## Begin

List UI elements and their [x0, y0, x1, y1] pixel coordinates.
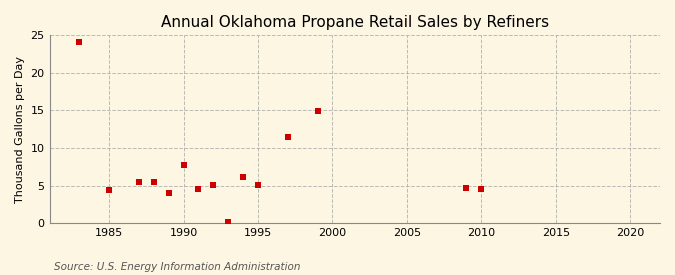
Text: Source: U.S. Energy Information Administration: Source: U.S. Energy Information Administ…	[54, 262, 300, 272]
Point	[282, 135, 293, 140]
Point	[252, 183, 263, 187]
Point	[208, 183, 219, 187]
Point	[476, 187, 487, 191]
Point	[148, 180, 159, 184]
Y-axis label: Thousand Gallons per Day: Thousand Gallons per Day	[15, 56, 25, 203]
Point	[74, 40, 85, 44]
Title: Annual Oklahoma Propane Retail Sales by Refiners: Annual Oklahoma Propane Retail Sales by …	[161, 15, 549, 30]
Point	[163, 191, 174, 195]
Point	[193, 187, 204, 191]
Point	[223, 219, 234, 224]
Point	[461, 186, 472, 190]
Point	[104, 188, 115, 192]
Point	[312, 109, 323, 113]
Point	[134, 180, 144, 184]
Point	[238, 174, 248, 179]
Point	[178, 162, 189, 167]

## End

Reproduce every line of the records above verbatim, leaving out the pictures.

> [Solution for this task]:
List UI elements and their [x0, y0, x1, y1] pixel coordinates.
Text: Source: U.S. Energy Information Administration: Source: U.S. Energy Information Administ…	[54, 262, 300, 272]
Point	[282, 135, 293, 140]
Point	[252, 183, 263, 187]
Point	[208, 183, 219, 187]
Point	[476, 187, 487, 191]
Point	[148, 180, 159, 184]
Y-axis label: Thousand Gallons per Day: Thousand Gallons per Day	[15, 56, 25, 203]
Point	[74, 40, 85, 44]
Title: Annual Oklahoma Propane Retail Sales by Refiners: Annual Oklahoma Propane Retail Sales by …	[161, 15, 549, 30]
Point	[163, 191, 174, 195]
Point	[193, 187, 204, 191]
Point	[223, 219, 234, 224]
Point	[461, 186, 472, 190]
Point	[104, 188, 115, 192]
Point	[312, 109, 323, 113]
Point	[134, 180, 144, 184]
Point	[238, 174, 248, 179]
Point	[178, 162, 189, 167]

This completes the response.